§ **Task inputs**:
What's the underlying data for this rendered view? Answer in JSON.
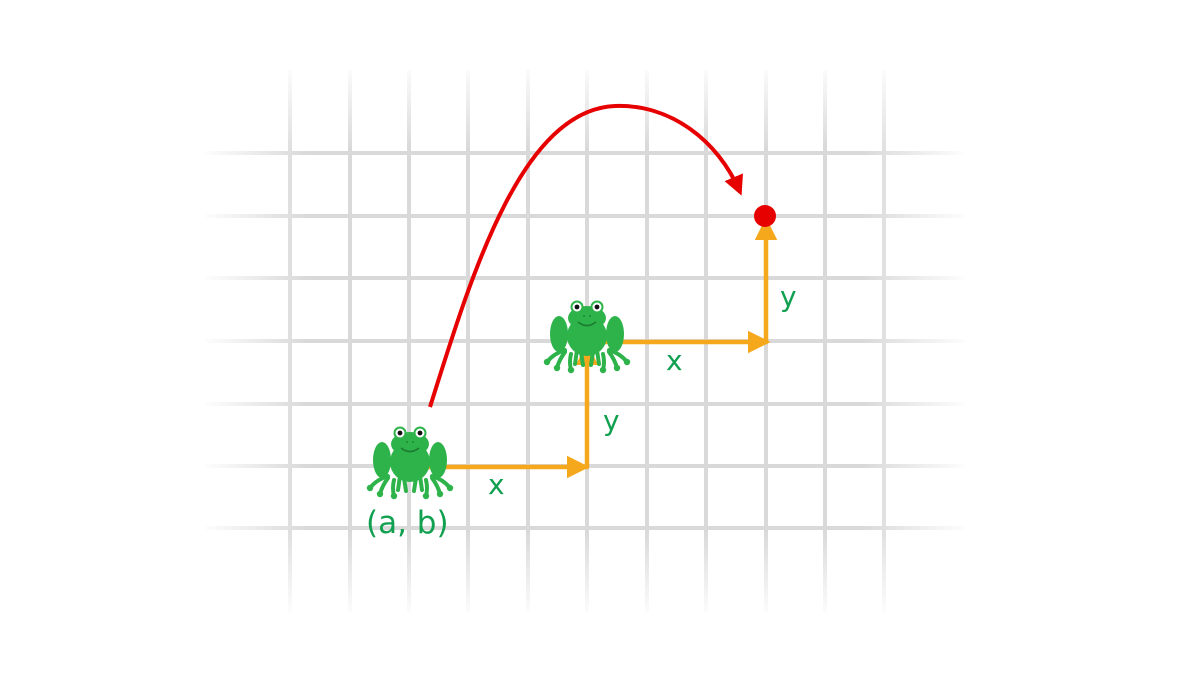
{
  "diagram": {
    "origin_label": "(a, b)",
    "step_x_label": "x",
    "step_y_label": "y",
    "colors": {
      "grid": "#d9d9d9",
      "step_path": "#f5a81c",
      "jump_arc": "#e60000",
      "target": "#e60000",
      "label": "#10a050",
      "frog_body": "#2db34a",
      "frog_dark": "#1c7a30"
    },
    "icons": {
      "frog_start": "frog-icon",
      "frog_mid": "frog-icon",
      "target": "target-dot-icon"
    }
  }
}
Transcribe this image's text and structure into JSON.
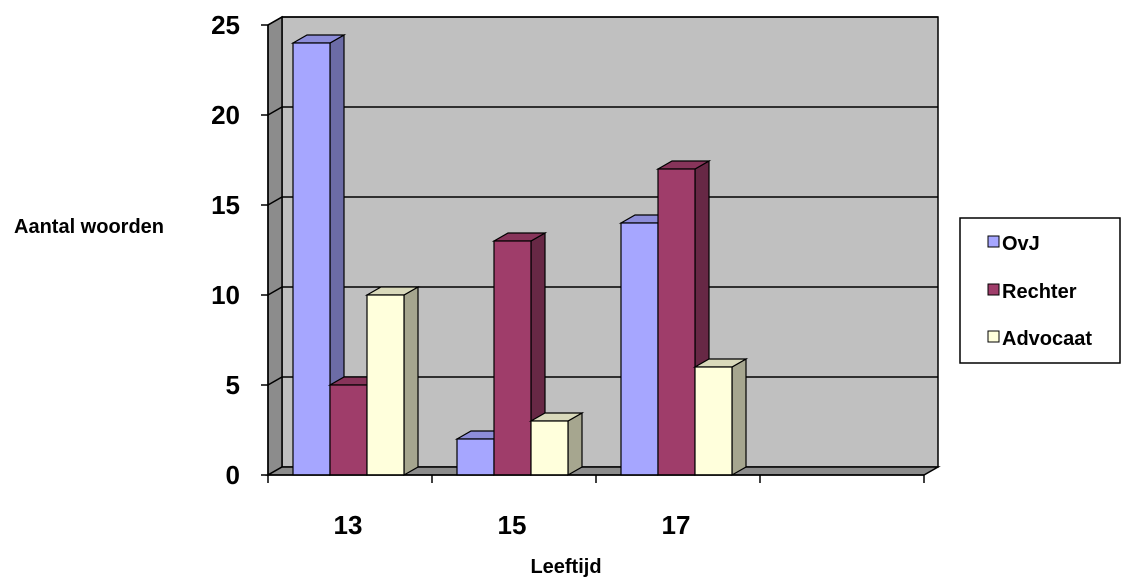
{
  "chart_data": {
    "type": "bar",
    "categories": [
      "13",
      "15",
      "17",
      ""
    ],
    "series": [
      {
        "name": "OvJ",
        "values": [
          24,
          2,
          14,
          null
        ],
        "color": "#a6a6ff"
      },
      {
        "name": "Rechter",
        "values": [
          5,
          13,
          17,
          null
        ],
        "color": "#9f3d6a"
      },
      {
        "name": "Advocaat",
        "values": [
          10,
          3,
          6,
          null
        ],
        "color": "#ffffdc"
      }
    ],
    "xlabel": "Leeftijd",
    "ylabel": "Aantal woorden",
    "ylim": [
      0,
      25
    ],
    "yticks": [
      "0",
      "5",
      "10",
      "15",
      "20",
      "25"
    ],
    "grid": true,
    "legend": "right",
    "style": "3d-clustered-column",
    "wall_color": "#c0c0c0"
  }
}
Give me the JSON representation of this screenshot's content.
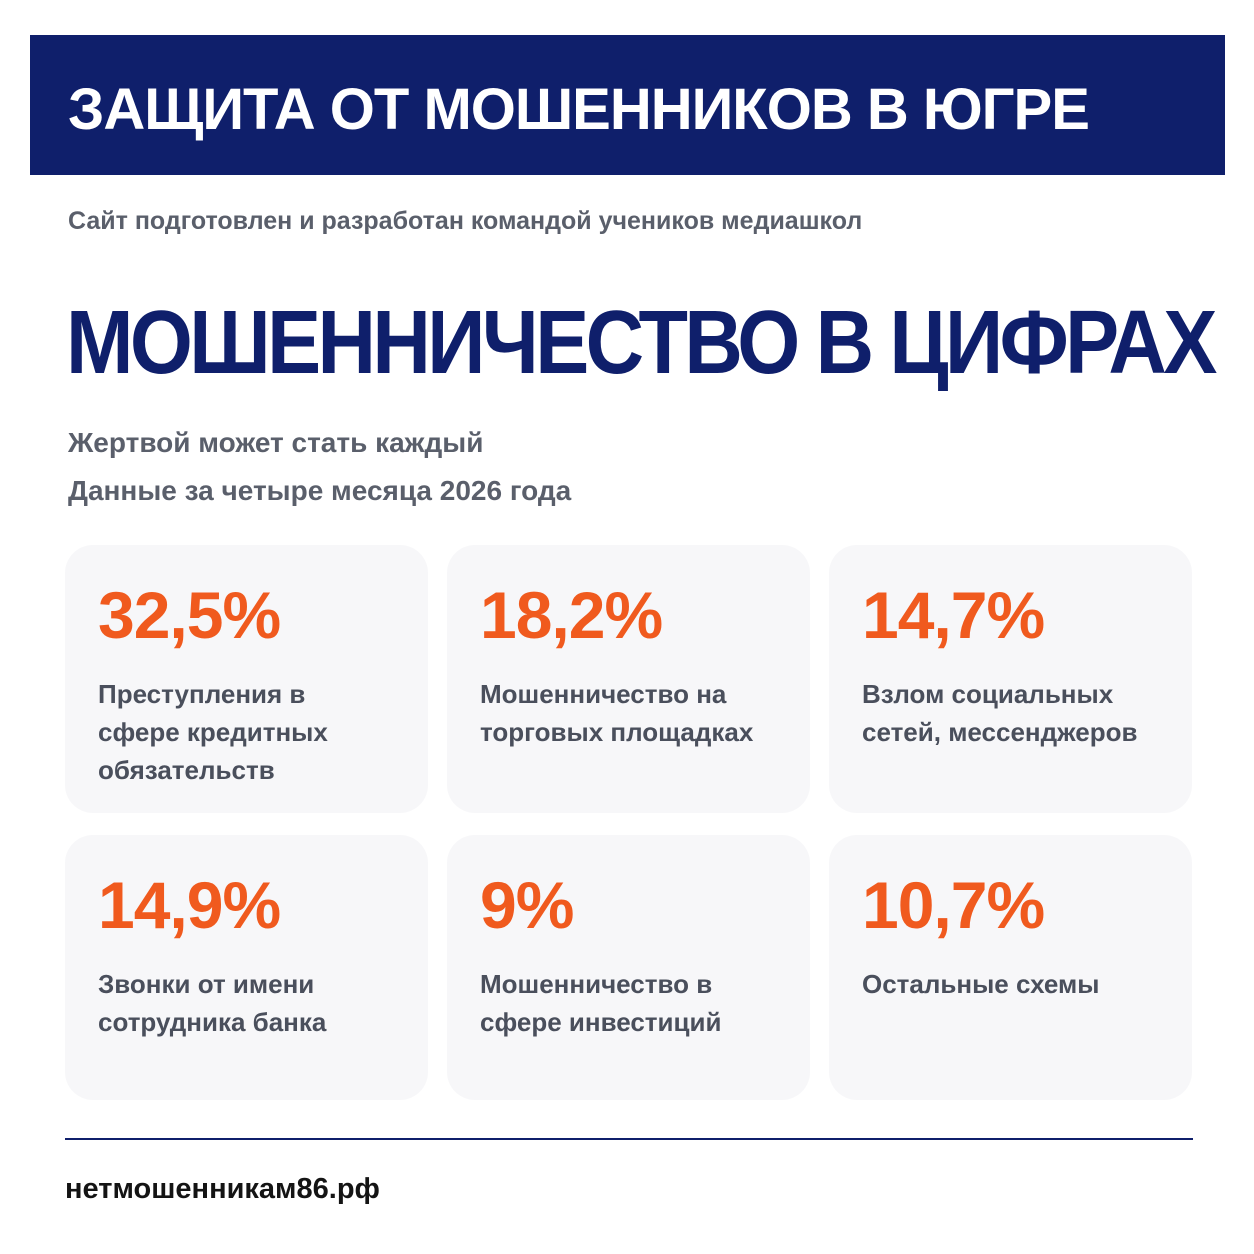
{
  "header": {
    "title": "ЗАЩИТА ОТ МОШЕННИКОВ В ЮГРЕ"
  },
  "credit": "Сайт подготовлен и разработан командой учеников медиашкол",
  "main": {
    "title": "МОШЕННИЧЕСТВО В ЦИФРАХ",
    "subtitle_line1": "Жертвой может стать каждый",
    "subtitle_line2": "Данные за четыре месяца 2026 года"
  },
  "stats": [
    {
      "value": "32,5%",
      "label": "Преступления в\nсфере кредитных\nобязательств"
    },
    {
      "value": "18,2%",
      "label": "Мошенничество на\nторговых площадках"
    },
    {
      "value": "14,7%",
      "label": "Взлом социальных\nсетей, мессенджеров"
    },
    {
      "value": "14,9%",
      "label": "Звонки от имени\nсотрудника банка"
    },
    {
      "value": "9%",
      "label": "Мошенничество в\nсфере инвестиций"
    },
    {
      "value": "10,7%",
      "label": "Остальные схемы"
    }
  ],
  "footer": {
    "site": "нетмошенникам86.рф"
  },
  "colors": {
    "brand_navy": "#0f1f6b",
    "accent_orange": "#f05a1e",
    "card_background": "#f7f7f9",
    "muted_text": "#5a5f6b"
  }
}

§ **What is needed**:
Without including any pictures, print all of the material exactly as given.

§ **Expected output**:
What's the underlying data for this rendered view? Answer in JSON.
{
  "diagram": {
    "origin_label": "(a, b)",
    "step_x_label": "x",
    "step_y_label": "y",
    "colors": {
      "grid": "#d9d9d9",
      "step_path": "#f5a81c",
      "jump_arc": "#e60000",
      "target": "#e60000",
      "label": "#10a050",
      "frog_body": "#2db34a",
      "frog_dark": "#1c7a30"
    },
    "icons": {
      "frog_start": "frog-icon",
      "frog_mid": "frog-icon",
      "target": "target-dot-icon"
    }
  }
}
Transcribe this image's text and structure into JSON.
{
  "chart_data": {
    "type": "bar",
    "categories": [
      "13",
      "15",
      "17",
      ""
    ],
    "series": [
      {
        "name": "OvJ",
        "values": [
          24,
          2,
          14,
          null
        ],
        "color": "#a6a6ff"
      },
      {
        "name": "Rechter",
        "values": [
          5,
          13,
          17,
          null
        ],
        "color": "#9f3d6a"
      },
      {
        "name": "Advocaat",
        "values": [
          10,
          3,
          6,
          null
        ],
        "color": "#ffffdc"
      }
    ],
    "xlabel": "Leeftijd",
    "ylabel": "Aantal woorden",
    "ylim": [
      0,
      25
    ],
    "yticks": [
      "0",
      "5",
      "10",
      "15",
      "20",
      "25"
    ],
    "grid": true,
    "legend": "right",
    "style": "3d-clustered-column",
    "wall_color": "#c0c0c0"
  }
}
Give me the JSON representation of this screenshot's content.
{
  "header": {
    "title": "ЗАЩИТА ОТ МОШЕННИКОВ В ЮГРЕ"
  },
  "credit": "Сайт подготовлен и разработан командой учеников медиашкол",
  "main": {
    "title": "МОШЕННИЧЕСТВО В ЦИФРАХ",
    "subtitle_line1": "Жертвой может стать каждый",
    "subtitle_line2": "Данные за четыре месяца 2026 года"
  },
  "stats": [
    {
      "value": "32,5%",
      "label": "Преступления в\nсфере кредитных\nобязательств"
    },
    {
      "value": "18,2%",
      "label": "Мошенничество на\nторговых площадках"
    },
    {
      "value": "14,7%",
      "label": "Взлом социальных\nсетей, мессенджеров"
    },
    {
      "value": "14,9%",
      "label": "Звонки от имени\nсотрудника банка"
    },
    {
      "value": "9%",
      "label": "Мошенничество в\nсфере инвестиций"
    },
    {
      "value": "10,7%",
      "label": "Остальные схемы"
    }
  ],
  "footer": {
    "site": "нетмошенникам86.рф"
  },
  "colors": {
    "brand_navy": "#0f1f6b",
    "accent_orange": "#f05a1e",
    "card_background": "#f7f7f9",
    "muted_text": "#5a5f6b"
  }
}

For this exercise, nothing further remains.